* _WHAT IS ASKED_:
Note how many lines contain "placeholder" and give that number, with nothing else.

[Rows from a dataset]
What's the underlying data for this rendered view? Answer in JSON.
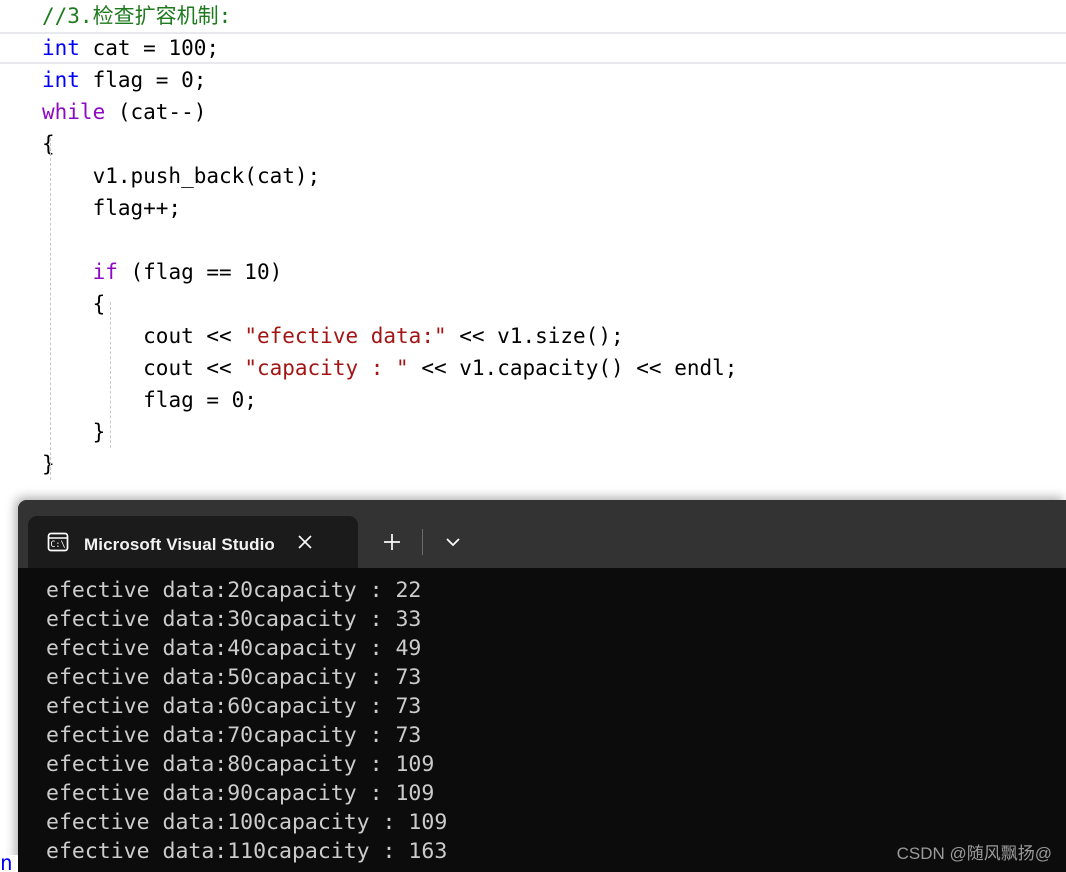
{
  "editor": {
    "lines": [
      {
        "indent": 0,
        "tokens": [
          {
            "t": "comment",
            "s": "//3.检查扩容机制:"
          }
        ]
      },
      {
        "indent": 0,
        "current": true,
        "tokens": [
          {
            "t": "keyword",
            "s": "int"
          },
          {
            "t": "plain",
            "s": " cat = 100;"
          }
        ]
      },
      {
        "indent": 0,
        "tokens": [
          {
            "t": "keyword",
            "s": "int"
          },
          {
            "t": "plain",
            "s": " flag = 0;"
          }
        ]
      },
      {
        "indent": 0,
        "tokens": [
          {
            "t": "ctrl",
            "s": "while"
          },
          {
            "t": "plain",
            "s": " (cat--)"
          }
        ]
      },
      {
        "indent": 0,
        "tokens": [
          {
            "t": "plain",
            "s": "{"
          }
        ]
      },
      {
        "indent": 1,
        "tokens": [
          {
            "t": "plain",
            "s": "v1.push_back(cat);"
          }
        ]
      },
      {
        "indent": 1,
        "tokens": [
          {
            "t": "plain",
            "s": "flag++;"
          }
        ]
      },
      {
        "indent": 1,
        "tokens": [
          {
            "t": "plain",
            "s": ""
          }
        ]
      },
      {
        "indent": 1,
        "tokens": [
          {
            "t": "ctrl",
            "s": "if"
          },
          {
            "t": "plain",
            "s": " (flag == 10)"
          }
        ]
      },
      {
        "indent": 1,
        "tokens": [
          {
            "t": "plain",
            "s": "{"
          }
        ]
      },
      {
        "indent": 2,
        "tokens": [
          {
            "t": "plain",
            "s": "cout << "
          },
          {
            "t": "string",
            "s": "\"efective data:\""
          },
          {
            "t": "plain",
            "s": " << v1.size();"
          }
        ]
      },
      {
        "indent": 2,
        "tokens": [
          {
            "t": "plain",
            "s": "cout << "
          },
          {
            "t": "string",
            "s": "\"capacity : \""
          },
          {
            "t": "plain",
            "s": " << v1.capacity() << endl;"
          }
        ]
      },
      {
        "indent": 2,
        "tokens": [
          {
            "t": "plain",
            "s": "flag = 0;"
          }
        ]
      },
      {
        "indent": 1,
        "tokens": [
          {
            "t": "plain",
            "s": "}"
          }
        ]
      },
      {
        "indent": 0,
        "tokens": [
          {
            "t": "plain",
            "s": "}"
          }
        ]
      }
    ],
    "bleed_fragment": "n"
  },
  "terminal": {
    "tab": {
      "icon": "console-cmd-icon",
      "title": "Microsoft Visual Studio 调试控",
      "close_label": "✕"
    },
    "actions": {
      "new_tab_label": "+",
      "dropdown_label": "⌄"
    },
    "output_lines": [
      "efective data:20capacity : 22",
      "efective data:30capacity : 33",
      "efective data:40capacity : 49",
      "efective data:50capacity : 73",
      "efective data:60capacity : 73",
      "efective data:70capacity : 73",
      "efective data:80capacity : 109",
      "efective data:90capacity : 109",
      "efective data:100capacity : 109",
      "efective data:110capacity : 163"
    ],
    "watermark": "CSDN @随风飘扬@"
  },
  "colors": {
    "comment": "#1f7a1f",
    "keyword": "#0000ff",
    "control": "#8f08c4",
    "string": "#a31515",
    "terminal_bg": "#0c0c0c",
    "titlebar_bg": "#333333",
    "tab_bg": "#1b1b1b",
    "output_text": "#cccccc"
  }
}
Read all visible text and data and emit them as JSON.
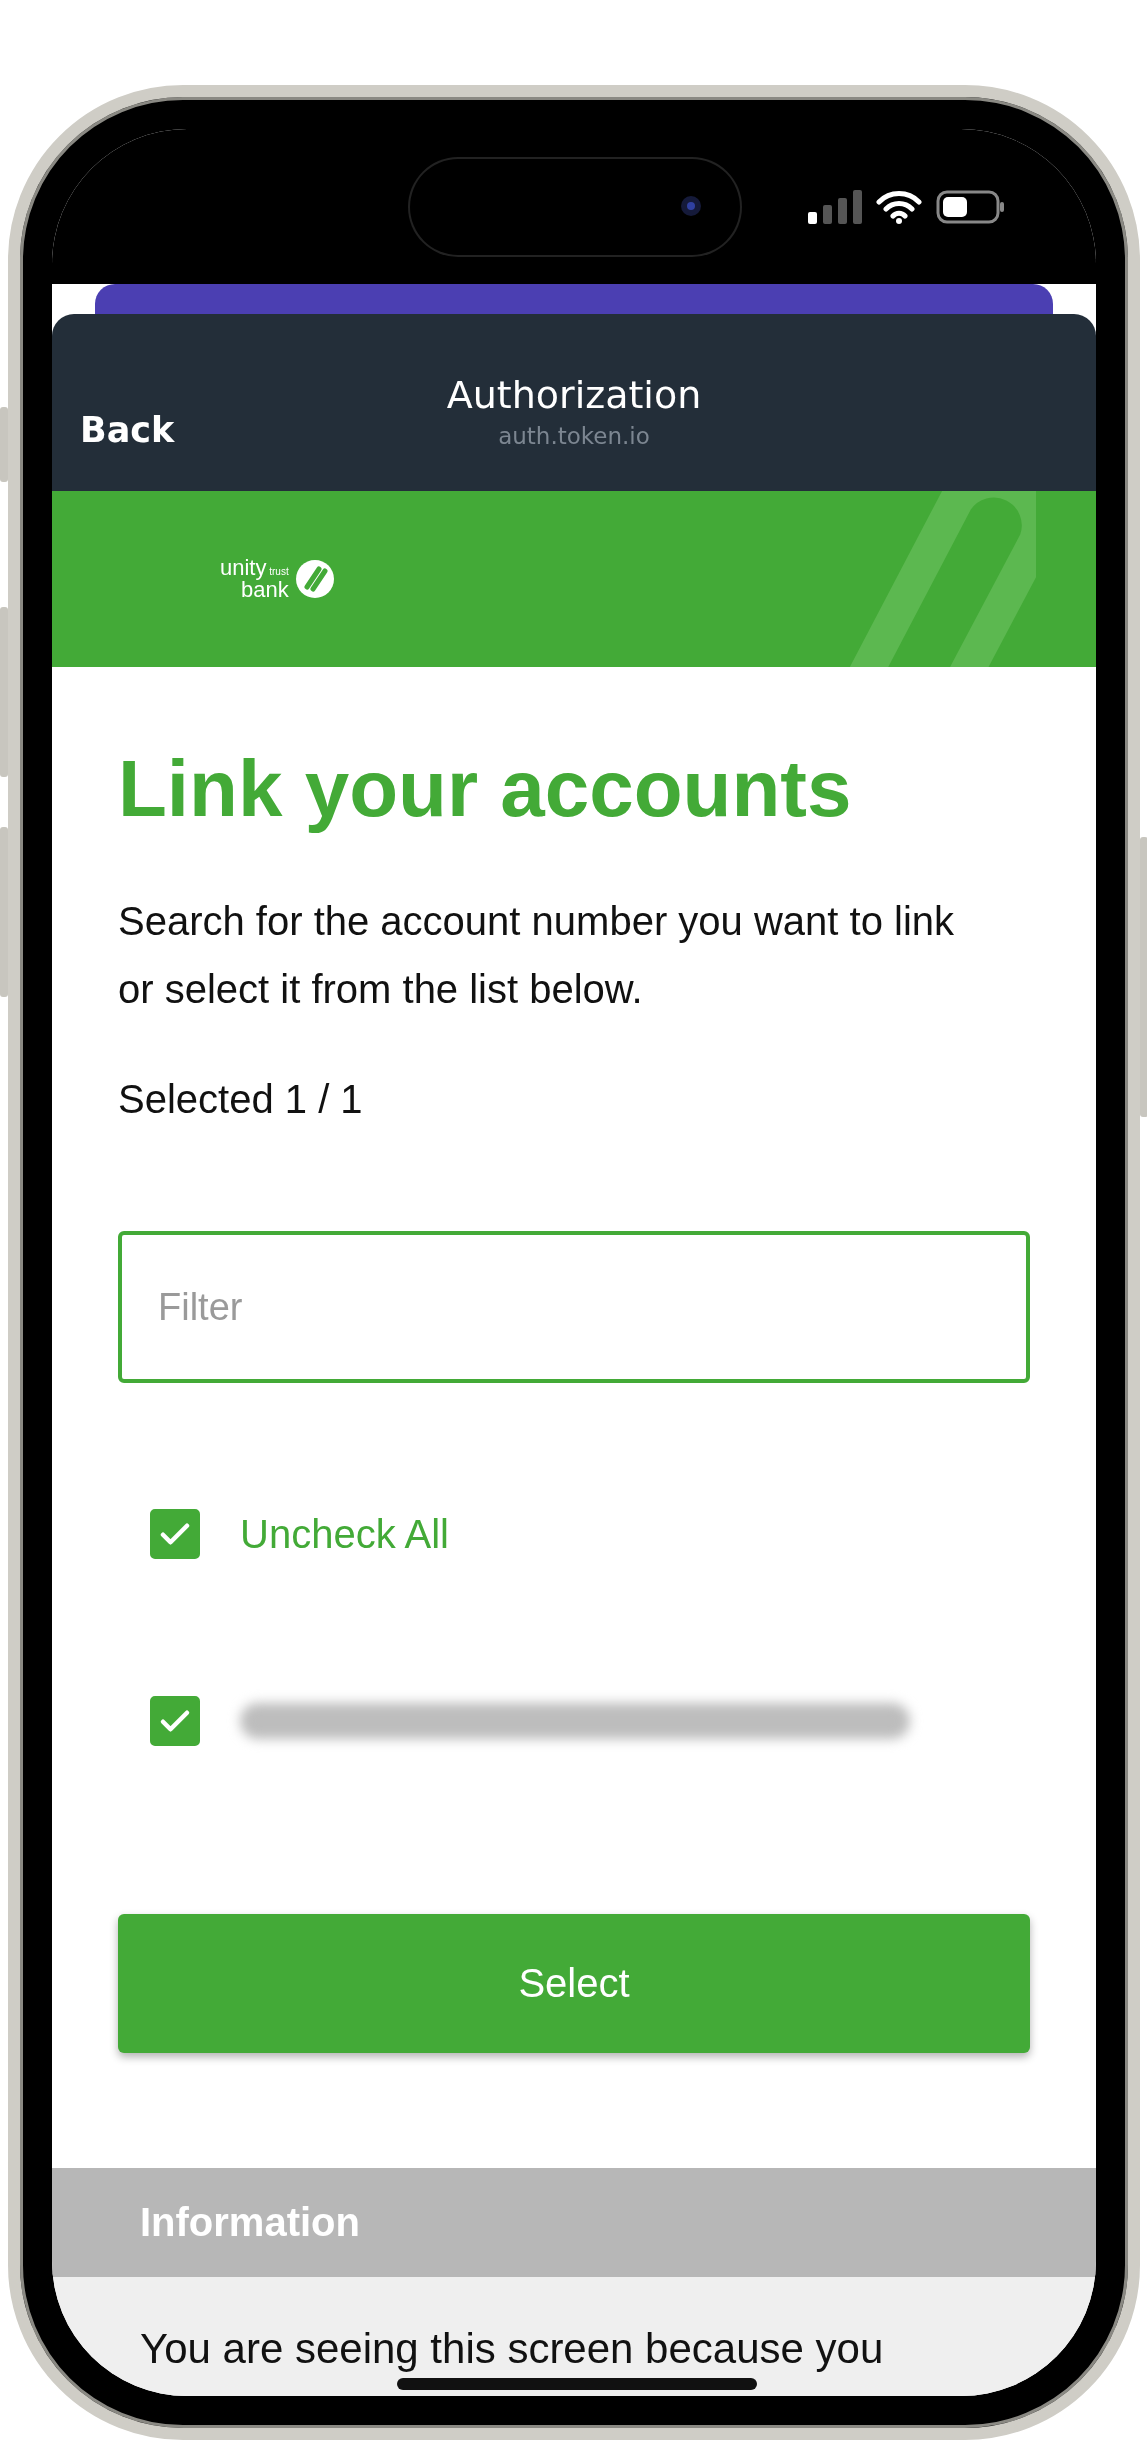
{
  "header": {
    "back": "Back",
    "title": "Authorization",
    "subtitle": "auth.token.io"
  },
  "brand": {
    "logo_line_1": "unity",
    "logo_small": "trust",
    "logo_line_2": "bank"
  },
  "heading": "Link your accounts",
  "instructions": "Search for the account number you want to link or select it from the list below.",
  "selected_count": "Selected 1 / 1",
  "filter": {
    "placeholder": "Filter"
  },
  "select_all": {
    "label": "Uncheck All",
    "checked": true
  },
  "accounts": [
    {
      "checked": true,
      "redacted": true
    }
  ],
  "select_button": "Select",
  "information": {
    "title": "Information",
    "text": "You are seeing this screen because you"
  }
}
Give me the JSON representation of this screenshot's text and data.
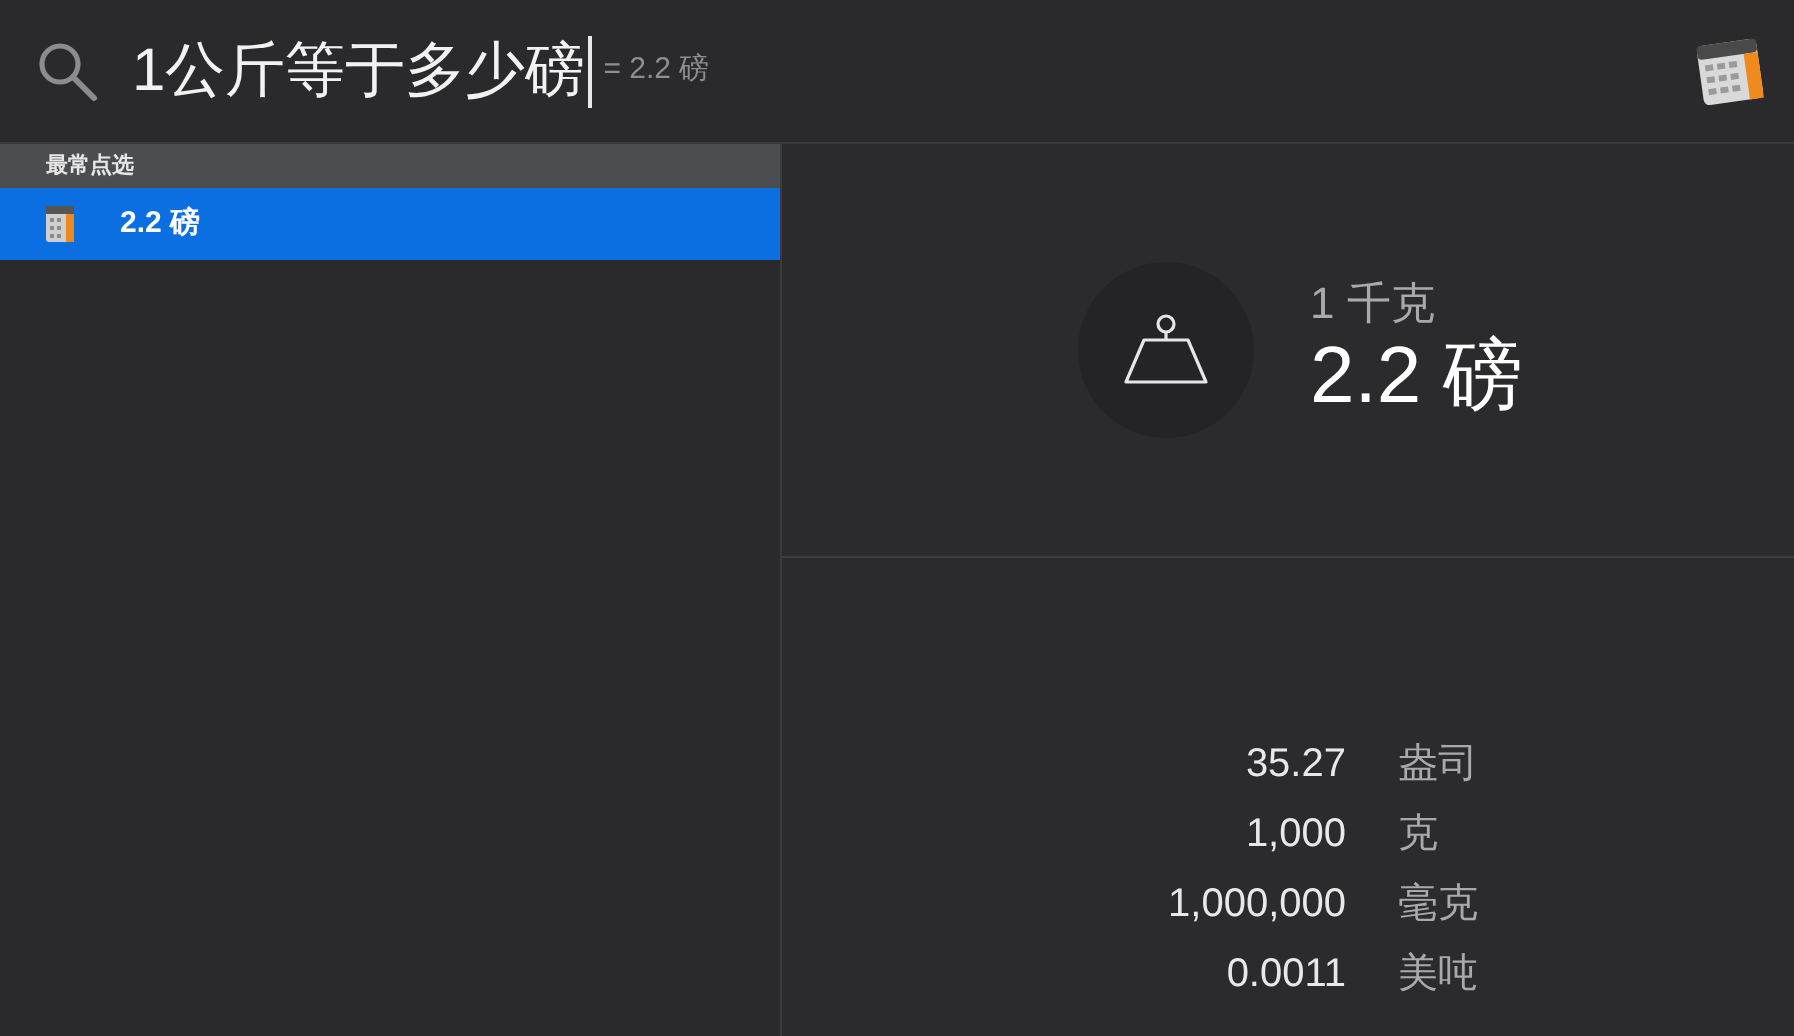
{
  "search": {
    "query": "1公斤等于多少磅",
    "completion": "= 2.2 磅"
  },
  "sidebar": {
    "section": "最常点选",
    "items": [
      {
        "label": "2.2 磅",
        "selected": true
      }
    ]
  },
  "preview": {
    "source": "1 千克",
    "result": "2.2 磅",
    "conversions": [
      {
        "value": "35.27",
        "unit": "盎司"
      },
      {
        "value": "1,000",
        "unit": "克"
      },
      {
        "value": "1,000,000",
        "unit": "毫克"
      },
      {
        "value": "0.0011",
        "unit": "美吨"
      }
    ]
  }
}
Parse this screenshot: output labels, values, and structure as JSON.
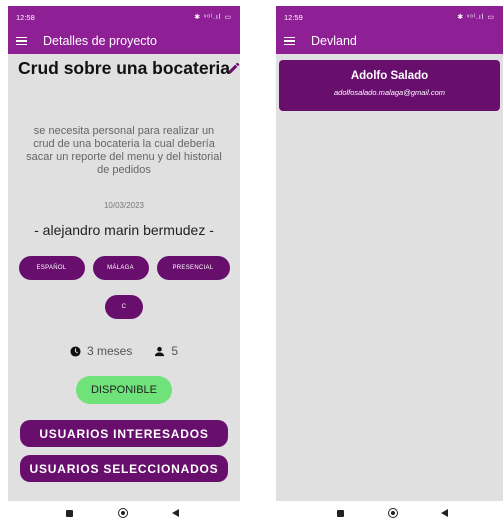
{
  "left": {
    "status": {
      "time": "12:58",
      "icons": "✱ ᵛᵒˡ.ıl ▭"
    },
    "appbar": {
      "title": "Detalles de proyecto"
    },
    "project": {
      "title": "Crud sobre una bocateria",
      "description": "se necesita personal para realizar un crud de una bocateria la cual debería sacar un reporte del menu y del historial de pedidos",
      "date": "10/03/2023",
      "owner": "- alejandro marin bermudez -",
      "tags": [
        "ESPAÑOL",
        "MÁLAGA",
        "PRESENCIAL",
        "C"
      ],
      "duration": "3 meses",
      "people": "5",
      "status": "DISPONIBLE"
    },
    "buttons": {
      "interested": "USUARIOS INTERESADOS",
      "selected": "USUARIOS SELECCIONADOS"
    }
  },
  "right": {
    "status": {
      "time": "12:59",
      "icons": "✱ ᵛᵒˡ.ıl ▭"
    },
    "appbar": {
      "title": "Devland"
    },
    "user": {
      "name": "Adolfo Salado",
      "email": "adolfosalado.malaga@gmail.com"
    }
  },
  "colors": {
    "appbar": "#8e1f95",
    "primary": "#680f6e",
    "available": "#6fe27a",
    "background": "#e0e0e0"
  }
}
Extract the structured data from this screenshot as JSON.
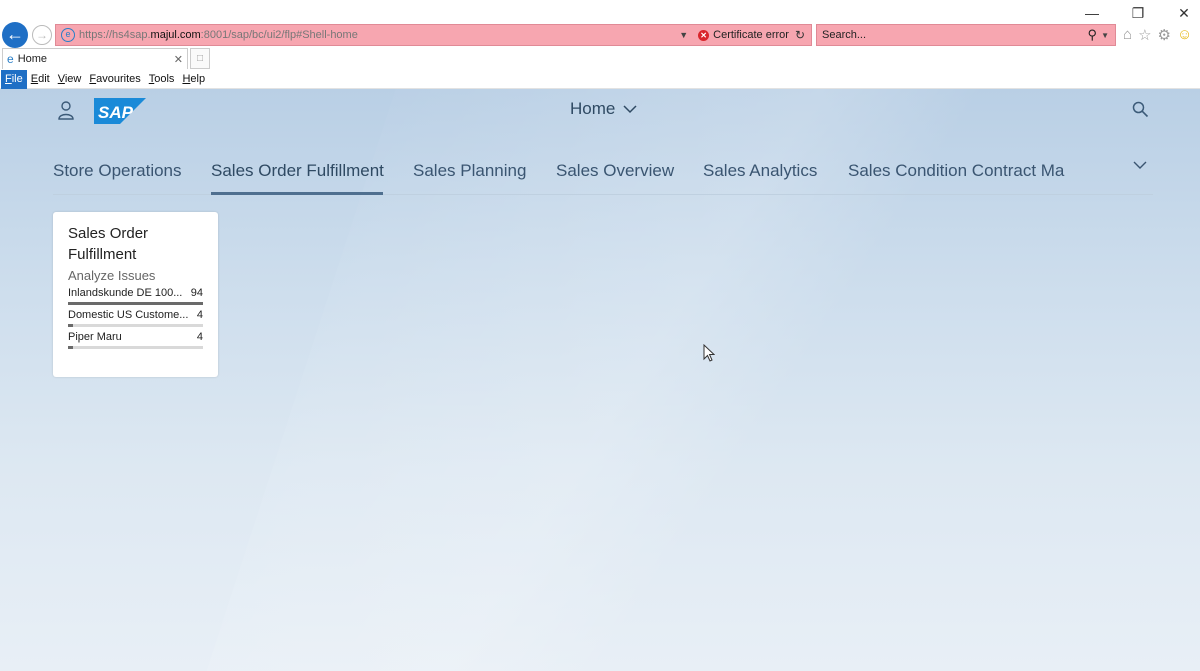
{
  "browser": {
    "window_controls": {
      "minimize": "—",
      "restore": "❐",
      "close": "✕"
    },
    "address": {
      "url_prefix": "https://hs4sap.",
      "url_host": "majul.com",
      "url_rest": ":8001/sap/bc/ui2/flp#Shell-home",
      "cert_error_label": "Certificate error"
    },
    "search": {
      "placeholder": "Search..."
    },
    "tab": {
      "label": "Home"
    },
    "menu": [
      "File",
      "Edit",
      "View",
      "Favourites",
      "Tools",
      "Help"
    ],
    "colors": {
      "address_bar_error": "#f7a6b0",
      "accent": "#1f6fc5"
    }
  },
  "shell": {
    "title": "Home",
    "logo_text": "SAP",
    "tabs": [
      {
        "label": "Store Operations"
      },
      {
        "label": "Sales Order Fulfillment",
        "selected": true
      },
      {
        "label": "Sales Planning"
      },
      {
        "label": "Sales Overview"
      },
      {
        "label": "Sales Analytics"
      },
      {
        "label": "Sales Condition Contract Ma"
      }
    ]
  },
  "tile": {
    "title_line1": "Sales Order",
    "title_line2": "Fulfillment",
    "subtitle": "Analyze Issues",
    "rows": [
      {
        "name": "Inlandskunde DE 100...",
        "value": "94",
        "fill": 1.0
      },
      {
        "name": "Domestic US Custome...",
        "value": "4",
        "fill": 0.04
      },
      {
        "name": "Piper Maru",
        "value": "4",
        "fill": 0.04
      }
    ]
  }
}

* _RESPONSE FOR THIS EXERCISE_:
2